Prompt |
Find every line with the word "shive". Copy those lines.

— BEGIN Given data —

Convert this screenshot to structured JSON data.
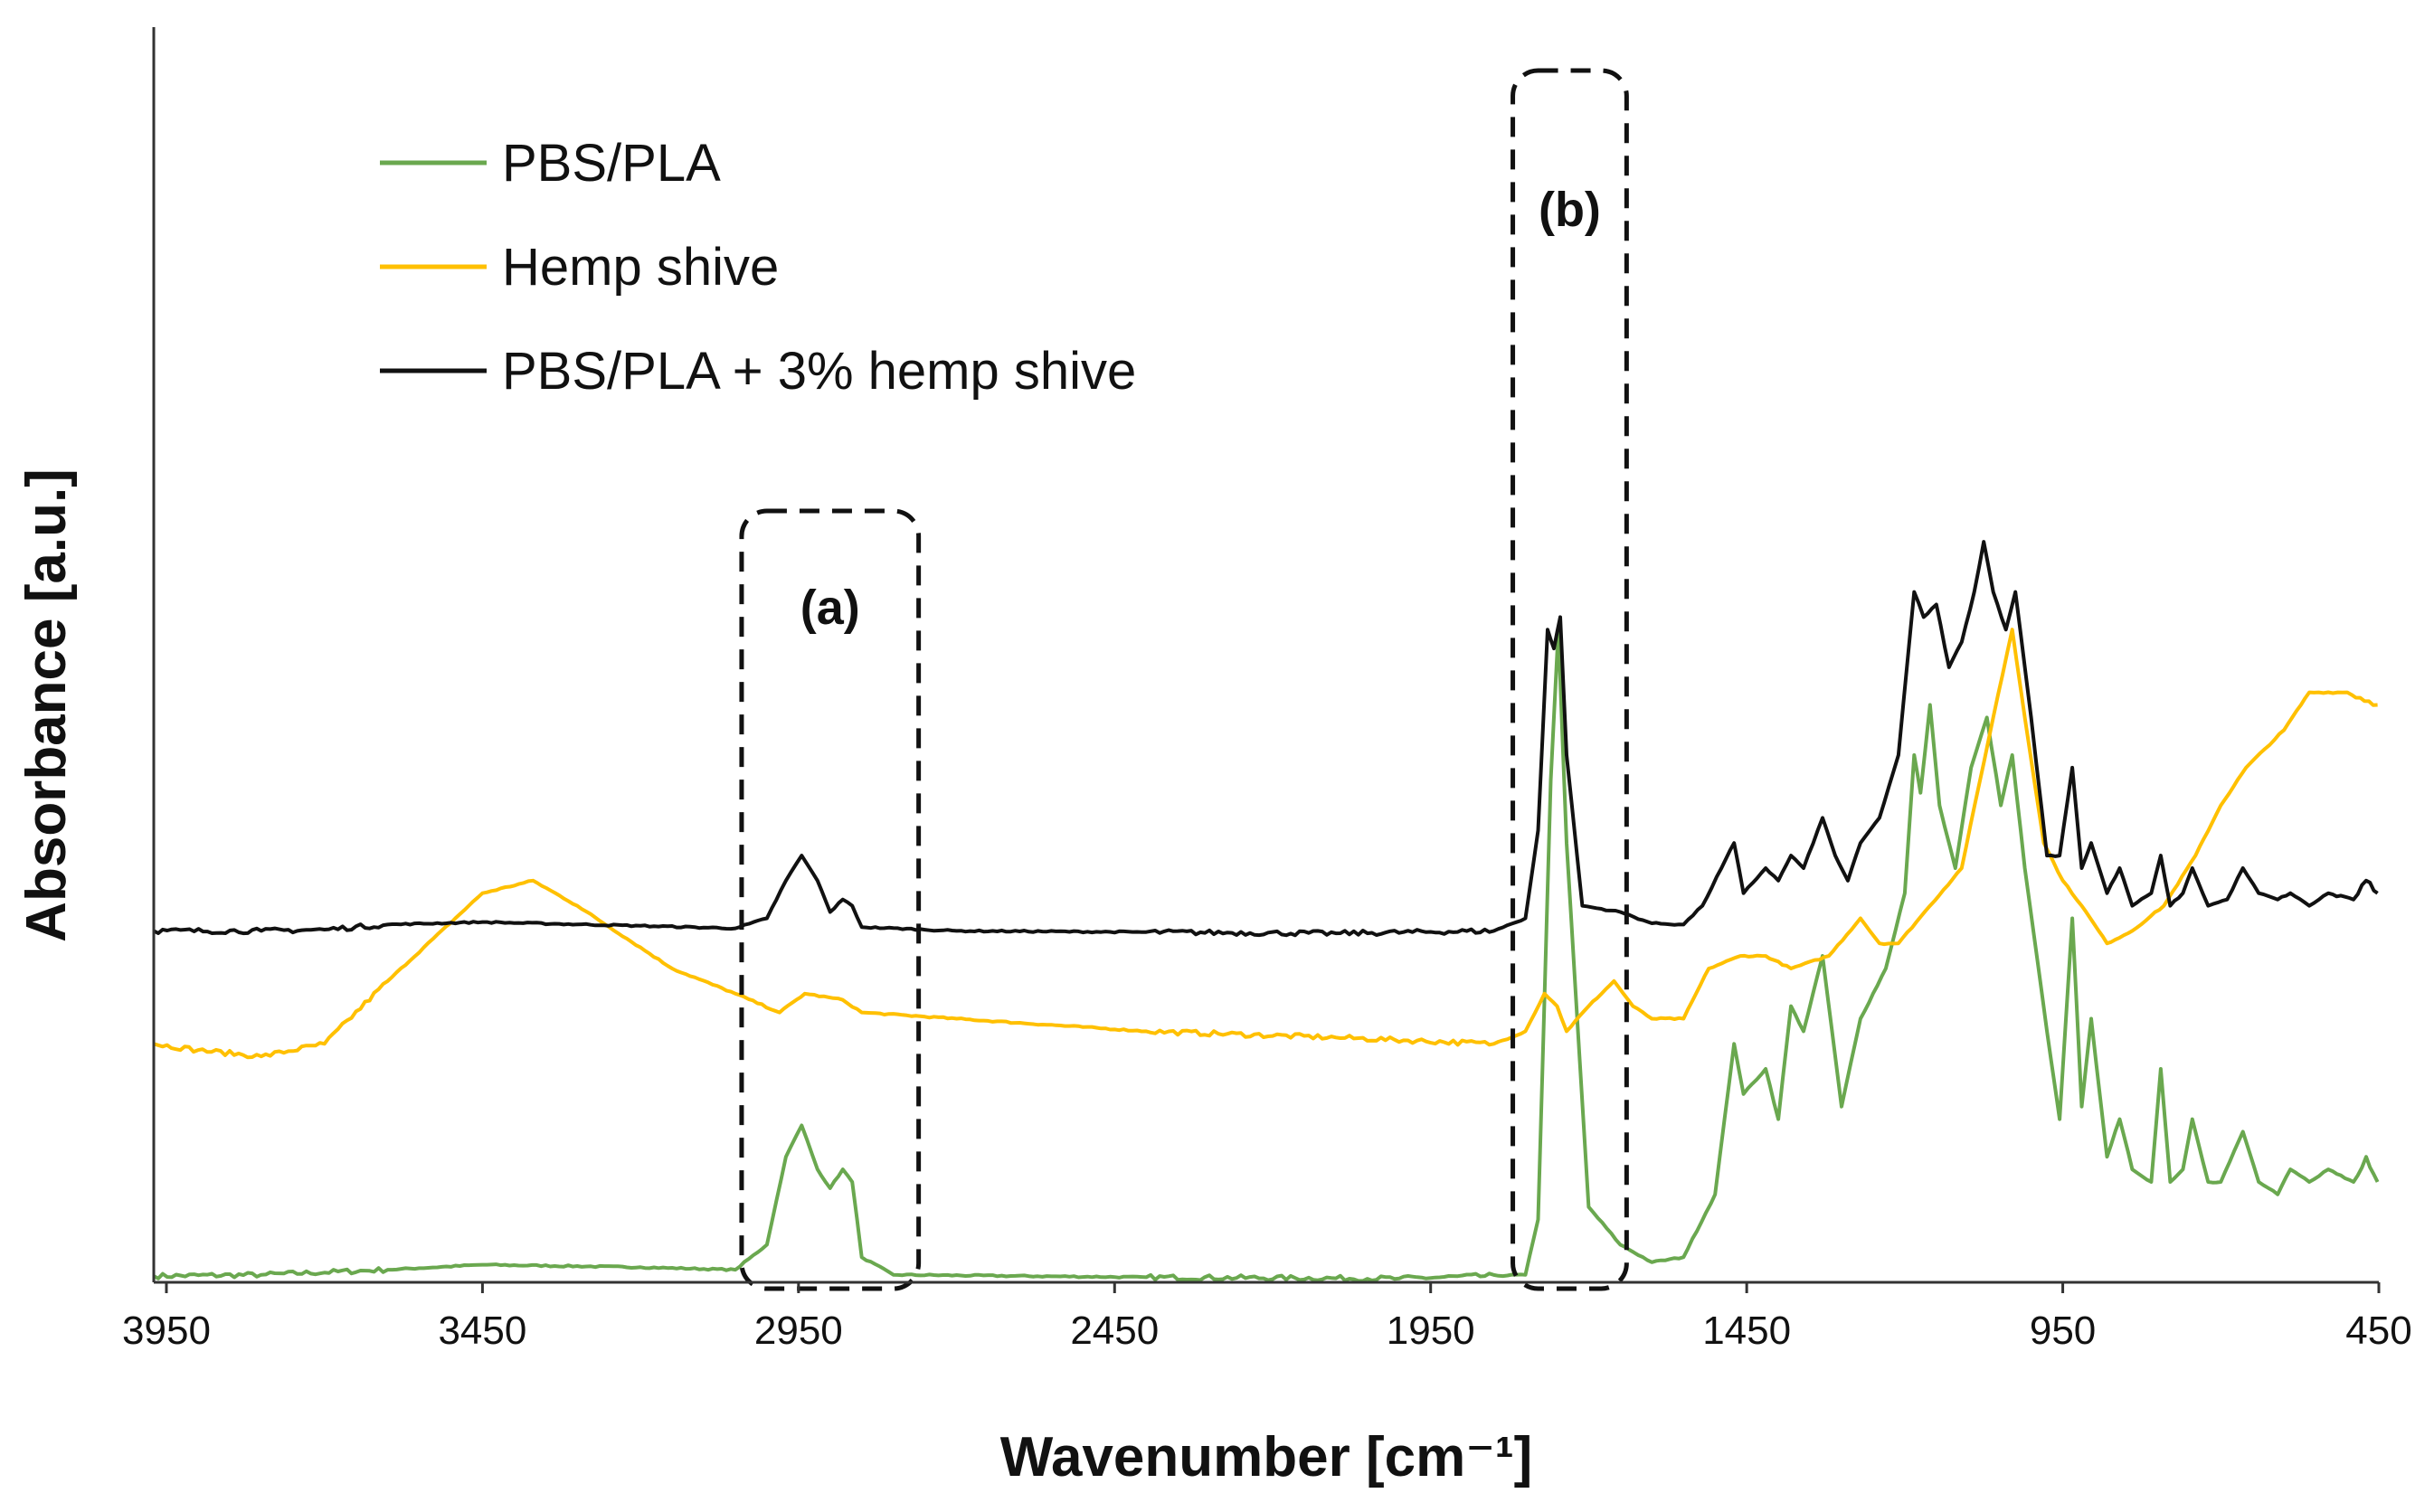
{
  "chart_data": {
    "type": "line",
    "title": "",
    "xlabel": "Wavenumber [cm⁻¹]",
    "ylabel": "Absorbance [a.u.]",
    "xlim": [
      3970,
      450
    ],
    "ylim": [
      0,
      1
    ],
    "x_reversed": true,
    "x_ticks": [
      "3950",
      "3450",
      "2950",
      "2450",
      "1950",
      "1450",
      "950",
      "450"
    ],
    "x_tick_values": [
      3950,
      3450,
      2950,
      2450,
      1950,
      1450,
      950,
      450
    ],
    "y_ticks": [],
    "grid": false,
    "legend_position": "top-left",
    "series": [
      {
        "name": "PBS/PLA",
        "color": "#6aa84f",
        "points": [
          [
            3970,
            0.005
          ],
          [
            3800,
            0.006
          ],
          [
            3600,
            0.01
          ],
          [
            3450,
            0.014
          ],
          [
            3200,
            0.012
          ],
          [
            3050,
            0.01
          ],
          [
            3000,
            0.03
          ],
          [
            2970,
            0.1
          ],
          [
            2945,
            0.125
          ],
          [
            2920,
            0.09
          ],
          [
            2900,
            0.075
          ],
          [
            2880,
            0.09
          ],
          [
            2865,
            0.08
          ],
          [
            2850,
            0.02
          ],
          [
            2800,
            0.006
          ],
          [
            2400,
            0.004
          ],
          [
            2000,
            0.003
          ],
          [
            1800,
            0.006
          ],
          [
            1780,
            0.05
          ],
          [
            1760,
            0.4
          ],
          [
            1748,
            0.52
          ],
          [
            1735,
            0.35
          ],
          [
            1700,
            0.06
          ],
          [
            1650,
            0.03
          ],
          [
            1600,
            0.016
          ],
          [
            1550,
            0.02
          ],
          [
            1500,
            0.07
          ],
          [
            1470,
            0.19
          ],
          [
            1455,
            0.15
          ],
          [
            1420,
            0.17
          ],
          [
            1400,
            0.13
          ],
          [
            1380,
            0.22
          ],
          [
            1360,
            0.2
          ],
          [
            1330,
            0.26
          ],
          [
            1300,
            0.14
          ],
          [
            1270,
            0.21
          ],
          [
            1230,
            0.25
          ],
          [
            1200,
            0.31
          ],
          [
            1185,
            0.42
          ],
          [
            1175,
            0.39
          ],
          [
            1160,
            0.46
          ],
          [
            1145,
            0.38
          ],
          [
            1120,
            0.33
          ],
          [
            1095,
            0.41
          ],
          [
            1070,
            0.45
          ],
          [
            1048,
            0.38
          ],
          [
            1030,
            0.42
          ],
          [
            1010,
            0.33
          ],
          [
            975,
            0.2
          ],
          [
            955,
            0.13
          ],
          [
            935,
            0.29
          ],
          [
            920,
            0.14
          ],
          [
            905,
            0.21
          ],
          [
            880,
            0.1
          ],
          [
            860,
            0.13
          ],
          [
            840,
            0.09
          ],
          [
            810,
            0.08
          ],
          [
            795,
            0.17
          ],
          [
            780,
            0.08
          ],
          [
            760,
            0.09
          ],
          [
            745,
            0.13
          ],
          [
            720,
            0.08
          ],
          [
            700,
            0.08
          ],
          [
            665,
            0.12
          ],
          [
            640,
            0.08
          ],
          [
            610,
            0.07
          ],
          [
            590,
            0.09
          ],
          [
            560,
            0.08
          ],
          [
            530,
            0.09
          ],
          [
            490,
            0.08
          ],
          [
            470,
            0.1
          ],
          [
            452,
            0.08
          ]
        ]
      },
      {
        "name": "Hemp shive",
        "color": "#ffc000",
        "points": [
          [
            3970,
            0.19
          ],
          [
            3900,
            0.185
          ],
          [
            3800,
            0.18
          ],
          [
            3700,
            0.19
          ],
          [
            3600,
            0.24
          ],
          [
            3450,
            0.31
          ],
          [
            3370,
            0.32
          ],
          [
            3300,
            0.3
          ],
          [
            3150,
            0.25
          ],
          [
            3050,
            0.23
          ],
          [
            2980,
            0.215
          ],
          [
            2940,
            0.23
          ],
          [
            2880,
            0.225
          ],
          [
            2850,
            0.215
          ],
          [
            2700,
            0.21
          ],
          [
            2400,
            0.2
          ],
          [
            2100,
            0.195
          ],
          [
            1850,
            0.19
          ],
          [
            1800,
            0.2
          ],
          [
            1770,
            0.23
          ],
          [
            1750,
            0.22
          ],
          [
            1735,
            0.2
          ],
          [
            1700,
            0.22
          ],
          [
            1660,
            0.24
          ],
          [
            1630,
            0.22
          ],
          [
            1600,
            0.21
          ],
          [
            1550,
            0.21
          ],
          [
            1510,
            0.25
          ],
          [
            1460,
            0.26
          ],
          [
            1420,
            0.26
          ],
          [
            1380,
            0.25
          ],
          [
            1320,
            0.26
          ],
          [
            1270,
            0.29
          ],
          [
            1240,
            0.27
          ],
          [
            1210,
            0.27
          ],
          [
            1160,
            0.3
          ],
          [
            1110,
            0.33
          ],
          [
            1060,
            0.45
          ],
          [
            1030,
            0.52
          ],
          [
            1010,
            0.45
          ],
          [
            980,
            0.35
          ],
          [
            950,
            0.32
          ],
          [
            920,
            0.3
          ],
          [
            880,
            0.27
          ],
          [
            840,
            0.28
          ],
          [
            790,
            0.3
          ],
          [
            740,
            0.34
          ],
          [
            700,
            0.38
          ],
          [
            660,
            0.41
          ],
          [
            600,
            0.44
          ],
          [
            560,
            0.47
          ],
          [
            500,
            0.47
          ],
          [
            452,
            0.46
          ]
        ]
      },
      {
        "name": "PBS/PLA + 3% hemp shive",
        "color": "#111111",
        "points": [
          [
            3970,
            0.28
          ],
          [
            3800,
            0.28
          ],
          [
            3700,
            0.281
          ],
          [
            3600,
            0.285
          ],
          [
            3450,
            0.287
          ],
          [
            3200,
            0.284
          ],
          [
            3050,
            0.282
          ],
          [
            3000,
            0.29
          ],
          [
            2970,
            0.32
          ],
          [
            2945,
            0.34
          ],
          [
            2920,
            0.32
          ],
          [
            2900,
            0.295
          ],
          [
            2880,
            0.305
          ],
          [
            2865,
            0.3
          ],
          [
            2850,
            0.283
          ],
          [
            2700,
            0.28
          ],
          [
            2400,
            0.279
          ],
          [
            2100,
            0.278
          ],
          [
            1850,
            0.28
          ],
          [
            1800,
            0.29
          ],
          [
            1780,
            0.36
          ],
          [
            1765,
            0.52
          ],
          [
            1755,
            0.505
          ],
          [
            1745,
            0.53
          ],
          [
            1735,
            0.42
          ],
          [
            1710,
            0.3
          ],
          [
            1650,
            0.295
          ],
          [
            1600,
            0.286
          ],
          [
            1550,
            0.285
          ],
          [
            1520,
            0.3
          ],
          [
            1490,
            0.33
          ],
          [
            1470,
            0.35
          ],
          [
            1455,
            0.31
          ],
          [
            1420,
            0.33
          ],
          [
            1400,
            0.32
          ],
          [
            1380,
            0.34
          ],
          [
            1360,
            0.33
          ],
          [
            1330,
            0.37
          ],
          [
            1310,
            0.34
          ],
          [
            1290,
            0.32
          ],
          [
            1270,
            0.35
          ],
          [
            1240,
            0.37
          ],
          [
            1210,
            0.42
          ],
          [
            1185,
            0.55
          ],
          [
            1170,
            0.53
          ],
          [
            1150,
            0.54
          ],
          [
            1130,
            0.49
          ],
          [
            1110,
            0.51
          ],
          [
            1090,
            0.55
          ],
          [
            1075,
            0.59
          ],
          [
            1060,
            0.55
          ],
          [
            1040,
            0.52
          ],
          [
            1025,
            0.55
          ],
          [
            1000,
            0.45
          ],
          [
            975,
            0.34
          ],
          [
            955,
            0.34
          ],
          [
            935,
            0.41
          ],
          [
            920,
            0.33
          ],
          [
            905,
            0.35
          ],
          [
            880,
            0.31
          ],
          [
            860,
            0.33
          ],
          [
            840,
            0.3
          ],
          [
            810,
            0.31
          ],
          [
            795,
            0.34
          ],
          [
            780,
            0.3
          ],
          [
            760,
            0.31
          ],
          [
            745,
            0.33
          ],
          [
            720,
            0.3
          ],
          [
            690,
            0.305
          ],
          [
            665,
            0.33
          ],
          [
            640,
            0.31
          ],
          [
            610,
            0.305
          ],
          [
            590,
            0.31
          ],
          [
            560,
            0.3
          ],
          [
            530,
            0.31
          ],
          [
            490,
            0.305
          ],
          [
            470,
            0.32
          ],
          [
            452,
            0.31
          ]
        ]
      }
    ],
    "annotations": [
      {
        "label": "(a)",
        "x_range": [
          3040,
          2760
        ]
      },
      {
        "label": "(b)",
        "x_range": [
          1820,
          1640
        ]
      }
    ]
  }
}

— END Given data —

Exercise response |
        "name": "Hemp shive",
        "name": "PBS/PLA + 3% hemp shive",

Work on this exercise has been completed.